Records from a collection of figures
────────────────
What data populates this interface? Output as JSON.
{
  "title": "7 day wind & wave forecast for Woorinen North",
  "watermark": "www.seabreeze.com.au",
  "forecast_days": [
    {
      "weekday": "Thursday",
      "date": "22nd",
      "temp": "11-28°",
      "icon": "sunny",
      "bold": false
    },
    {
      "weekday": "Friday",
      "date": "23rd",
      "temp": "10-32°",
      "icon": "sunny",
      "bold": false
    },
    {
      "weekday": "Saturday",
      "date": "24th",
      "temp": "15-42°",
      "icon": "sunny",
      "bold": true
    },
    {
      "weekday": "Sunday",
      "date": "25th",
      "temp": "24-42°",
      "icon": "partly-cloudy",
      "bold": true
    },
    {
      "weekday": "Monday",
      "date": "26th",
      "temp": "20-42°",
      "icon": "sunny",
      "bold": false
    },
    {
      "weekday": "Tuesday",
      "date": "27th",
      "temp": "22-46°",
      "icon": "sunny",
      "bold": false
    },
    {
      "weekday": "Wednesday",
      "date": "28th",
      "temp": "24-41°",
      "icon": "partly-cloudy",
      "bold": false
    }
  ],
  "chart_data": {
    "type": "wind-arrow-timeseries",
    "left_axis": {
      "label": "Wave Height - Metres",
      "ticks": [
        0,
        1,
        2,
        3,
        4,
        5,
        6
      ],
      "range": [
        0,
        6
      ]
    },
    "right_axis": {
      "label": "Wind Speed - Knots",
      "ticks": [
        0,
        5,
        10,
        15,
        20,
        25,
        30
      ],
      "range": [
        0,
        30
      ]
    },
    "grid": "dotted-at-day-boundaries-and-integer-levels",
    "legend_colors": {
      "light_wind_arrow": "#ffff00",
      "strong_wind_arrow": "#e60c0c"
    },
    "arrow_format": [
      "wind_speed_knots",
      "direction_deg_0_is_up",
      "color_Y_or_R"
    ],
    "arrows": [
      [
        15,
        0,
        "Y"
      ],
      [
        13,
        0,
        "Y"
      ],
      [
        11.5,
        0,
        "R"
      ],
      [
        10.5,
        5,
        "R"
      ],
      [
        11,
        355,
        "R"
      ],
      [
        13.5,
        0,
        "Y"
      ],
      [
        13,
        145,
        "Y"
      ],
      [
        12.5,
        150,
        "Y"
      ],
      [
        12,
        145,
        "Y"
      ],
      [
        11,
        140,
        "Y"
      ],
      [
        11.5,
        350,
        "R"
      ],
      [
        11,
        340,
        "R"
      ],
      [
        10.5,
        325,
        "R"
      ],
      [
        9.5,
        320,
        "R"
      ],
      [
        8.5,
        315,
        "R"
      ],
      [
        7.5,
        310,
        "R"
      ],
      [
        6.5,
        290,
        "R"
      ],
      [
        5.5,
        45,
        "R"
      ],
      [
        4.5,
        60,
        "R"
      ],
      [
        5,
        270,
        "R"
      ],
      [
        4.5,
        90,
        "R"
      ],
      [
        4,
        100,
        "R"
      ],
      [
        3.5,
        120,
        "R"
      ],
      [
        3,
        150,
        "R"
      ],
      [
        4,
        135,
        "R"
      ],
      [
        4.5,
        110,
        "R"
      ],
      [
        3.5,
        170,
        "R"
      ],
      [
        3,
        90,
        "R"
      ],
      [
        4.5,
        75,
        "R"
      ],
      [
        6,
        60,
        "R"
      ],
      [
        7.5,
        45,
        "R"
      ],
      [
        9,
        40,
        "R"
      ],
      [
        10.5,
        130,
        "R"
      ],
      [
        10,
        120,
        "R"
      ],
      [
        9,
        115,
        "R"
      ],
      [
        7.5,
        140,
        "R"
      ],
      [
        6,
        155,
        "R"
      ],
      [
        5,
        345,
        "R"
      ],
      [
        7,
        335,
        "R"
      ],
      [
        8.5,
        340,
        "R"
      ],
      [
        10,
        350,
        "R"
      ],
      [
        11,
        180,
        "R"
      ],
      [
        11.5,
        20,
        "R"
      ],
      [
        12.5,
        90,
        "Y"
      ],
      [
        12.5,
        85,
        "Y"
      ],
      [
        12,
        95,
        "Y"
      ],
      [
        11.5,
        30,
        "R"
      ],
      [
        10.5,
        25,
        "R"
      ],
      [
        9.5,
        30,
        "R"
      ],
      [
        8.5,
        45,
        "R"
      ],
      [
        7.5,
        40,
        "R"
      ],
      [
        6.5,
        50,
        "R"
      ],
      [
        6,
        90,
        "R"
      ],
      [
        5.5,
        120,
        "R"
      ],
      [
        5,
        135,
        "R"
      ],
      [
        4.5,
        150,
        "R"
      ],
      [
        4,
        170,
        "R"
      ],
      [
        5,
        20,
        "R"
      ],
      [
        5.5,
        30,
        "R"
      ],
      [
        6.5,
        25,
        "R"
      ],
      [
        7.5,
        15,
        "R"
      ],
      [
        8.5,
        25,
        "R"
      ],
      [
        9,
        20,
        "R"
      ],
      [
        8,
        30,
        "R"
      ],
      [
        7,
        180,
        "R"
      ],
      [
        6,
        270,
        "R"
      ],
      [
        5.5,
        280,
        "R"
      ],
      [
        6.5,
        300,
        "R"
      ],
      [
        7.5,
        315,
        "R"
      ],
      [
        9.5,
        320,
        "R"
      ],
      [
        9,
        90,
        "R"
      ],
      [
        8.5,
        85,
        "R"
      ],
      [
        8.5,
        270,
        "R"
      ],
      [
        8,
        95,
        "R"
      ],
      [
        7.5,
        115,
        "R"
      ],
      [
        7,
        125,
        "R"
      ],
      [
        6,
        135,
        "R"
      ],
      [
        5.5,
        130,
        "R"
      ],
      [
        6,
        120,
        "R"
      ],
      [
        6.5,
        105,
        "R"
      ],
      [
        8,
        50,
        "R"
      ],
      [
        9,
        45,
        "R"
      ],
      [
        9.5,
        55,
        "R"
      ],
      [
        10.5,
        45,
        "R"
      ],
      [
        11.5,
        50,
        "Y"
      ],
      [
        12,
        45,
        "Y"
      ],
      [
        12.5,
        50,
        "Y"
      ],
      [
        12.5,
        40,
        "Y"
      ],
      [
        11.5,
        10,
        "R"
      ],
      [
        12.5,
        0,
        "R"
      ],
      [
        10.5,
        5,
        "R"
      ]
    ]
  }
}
────────────────
◆ **Stated exercise**: Quote every line of the data, word for word.

◆ **Answer to the exercise**:
What data populates this interface? Output as JSON.
{
  "title": "7 day wind & wave forecast for Woorinen North",
  "watermark": "www.seabreeze.com.au",
  "forecast_days": [
    {
      "weekday": "Thursday",
      "date": "22nd",
      "temp": "11-28°",
      "icon": "sunny",
      "bold": false
    },
    {
      "weekday": "Friday",
      "date": "23rd",
      "temp": "10-32°",
      "icon": "sunny",
      "bold": false
    },
    {
      "weekday": "Saturday",
      "date": "24th",
      "temp": "15-42°",
      "icon": "sunny",
      "bold": true
    },
    {
      "weekday": "Sunday",
      "date": "25th",
      "temp": "24-42°",
      "icon": "partly-cloudy",
      "bold": true
    },
    {
      "weekday": "Monday",
      "date": "26th",
      "temp": "20-42°",
      "icon": "sunny",
      "bold": false
    },
    {
      "weekday": "Tuesday",
      "date": "27th",
      "temp": "22-46°",
      "icon": "sunny",
      "bold": false
    },
    {
      "weekday": "Wednesday",
      "date": "28th",
      "temp": "24-41°",
      "icon": "partly-cloudy",
      "bold": false
    }
  ],
  "chart_data": {
    "type": "wind-arrow-timeseries",
    "left_axis": {
      "label": "Wave Height - Metres",
      "ticks": [
        0,
        1,
        2,
        3,
        4,
        5,
        6
      ],
      "range": [
        0,
        6
      ]
    },
    "right_axis": {
      "label": "Wind Speed - Knots",
      "ticks": [
        0,
        5,
        10,
        15,
        20,
        25,
        30
      ],
      "range": [
        0,
        30
      ]
    },
    "grid": "dotted-at-day-boundaries-and-integer-levels",
    "legend_colors": {
      "light_wind_arrow": "#ffff00",
      "strong_wind_arrow": "#e60c0c"
    },
    "arrow_format": [
      "wind_speed_knots",
      "direction_deg_0_is_up",
      "color_Y_or_R"
    ],
    "arrows": [
      [
        15,
        0,
        "Y"
      ],
      [
        13,
        0,
        "Y"
      ],
      [
        11.5,
        0,
        "R"
      ],
      [
        10.5,
        5,
        "R"
      ],
      [
        11,
        355,
        "R"
      ],
      [
        13.5,
        0,
        "Y"
      ],
      [
        13,
        145,
        "Y"
      ],
      [
        12.5,
        150,
        "Y"
      ],
      [
        12,
        145,
        "Y"
      ],
      [
        11,
        140,
        "Y"
      ],
      [
        11.5,
        350,
        "R"
      ],
      [
        11,
        340,
        "R"
      ],
      [
        10.5,
        325,
        "R"
      ],
      [
        9.5,
        320,
        "R"
      ],
      [
        8.5,
        315,
        "R"
      ],
      [
        7.5,
        310,
        "R"
      ],
      [
        6.5,
        290,
        "R"
      ],
      [
        5.5,
        45,
        "R"
      ],
      [
        4.5,
        60,
        "R"
      ],
      [
        5,
        270,
        "R"
      ],
      [
        4.5,
        90,
        "R"
      ],
      [
        4,
        100,
        "R"
      ],
      [
        3.5,
        120,
        "R"
      ],
      [
        3,
        150,
        "R"
      ],
      [
        4,
        135,
        "R"
      ],
      [
        4.5,
        110,
        "R"
      ],
      [
        3.5,
        170,
        "R"
      ],
      [
        3,
        90,
        "R"
      ],
      [
        4.5,
        75,
        "R"
      ],
      [
        6,
        60,
        "R"
      ],
      [
        7.5,
        45,
        "R"
      ],
      [
        9,
        40,
        "R"
      ],
      [
        10.5,
        130,
        "R"
      ],
      [
        10,
        120,
        "R"
      ],
      [
        9,
        115,
        "R"
      ],
      [
        7.5,
        140,
        "R"
      ],
      [
        6,
        155,
        "R"
      ],
      [
        5,
        345,
        "R"
      ],
      [
        7,
        335,
        "R"
      ],
      [
        8.5,
        340,
        "R"
      ],
      [
        10,
        350,
        "R"
      ],
      [
        11,
        180,
        "R"
      ],
      [
        11.5,
        20,
        "R"
      ],
      [
        12.5,
        90,
        "Y"
      ],
      [
        12.5,
        85,
        "Y"
      ],
      [
        12,
        95,
        "Y"
      ],
      [
        11.5,
        30,
        "R"
      ],
      [
        10.5,
        25,
        "R"
      ],
      [
        9.5,
        30,
        "R"
      ],
      [
        8.5,
        45,
        "R"
      ],
      [
        7.5,
        40,
        "R"
      ],
      [
        6.5,
        50,
        "R"
      ],
      [
        6,
        90,
        "R"
      ],
      [
        5.5,
        120,
        "R"
      ],
      [
        5,
        135,
        "R"
      ],
      [
        4.5,
        150,
        "R"
      ],
      [
        4,
        170,
        "R"
      ],
      [
        5,
        20,
        "R"
      ],
      [
        5.5,
        30,
        "R"
      ],
      [
        6.5,
        25,
        "R"
      ],
      [
        7.5,
        15,
        "R"
      ],
      [
        8.5,
        25,
        "R"
      ],
      [
        9,
        20,
        "R"
      ],
      [
        8,
        30,
        "R"
      ],
      [
        7,
        180,
        "R"
      ],
      [
        6,
        270,
        "R"
      ],
      [
        5.5,
        280,
        "R"
      ],
      [
        6.5,
        300,
        "R"
      ],
      [
        7.5,
        315,
        "R"
      ],
      [
        9.5,
        320,
        "R"
      ],
      [
        9,
        90,
        "R"
      ],
      [
        8.5,
        85,
        "R"
      ],
      [
        8.5,
        270,
        "R"
      ],
      [
        8,
        95,
        "R"
      ],
      [
        7.5,
        115,
        "R"
      ],
      [
        7,
        125,
        "R"
      ],
      [
        6,
        135,
        "R"
      ],
      [
        5.5,
        130,
        "R"
      ],
      [
        6,
        120,
        "R"
      ],
      [
        6.5,
        105,
        "R"
      ],
      [
        8,
        50,
        "R"
      ],
      [
        9,
        45,
        "R"
      ],
      [
        9.5,
        55,
        "R"
      ],
      [
        10.5,
        45,
        "R"
      ],
      [
        11.5,
        50,
        "Y"
      ],
      [
        12,
        45,
        "Y"
      ],
      [
        12.5,
        50,
        "Y"
      ],
      [
        12.5,
        40,
        "Y"
      ],
      [
        11.5,
        10,
        "R"
      ],
      [
        12.5,
        0,
        "R"
      ],
      [
        10.5,
        5,
        "R"
      ]
    ]
  }
}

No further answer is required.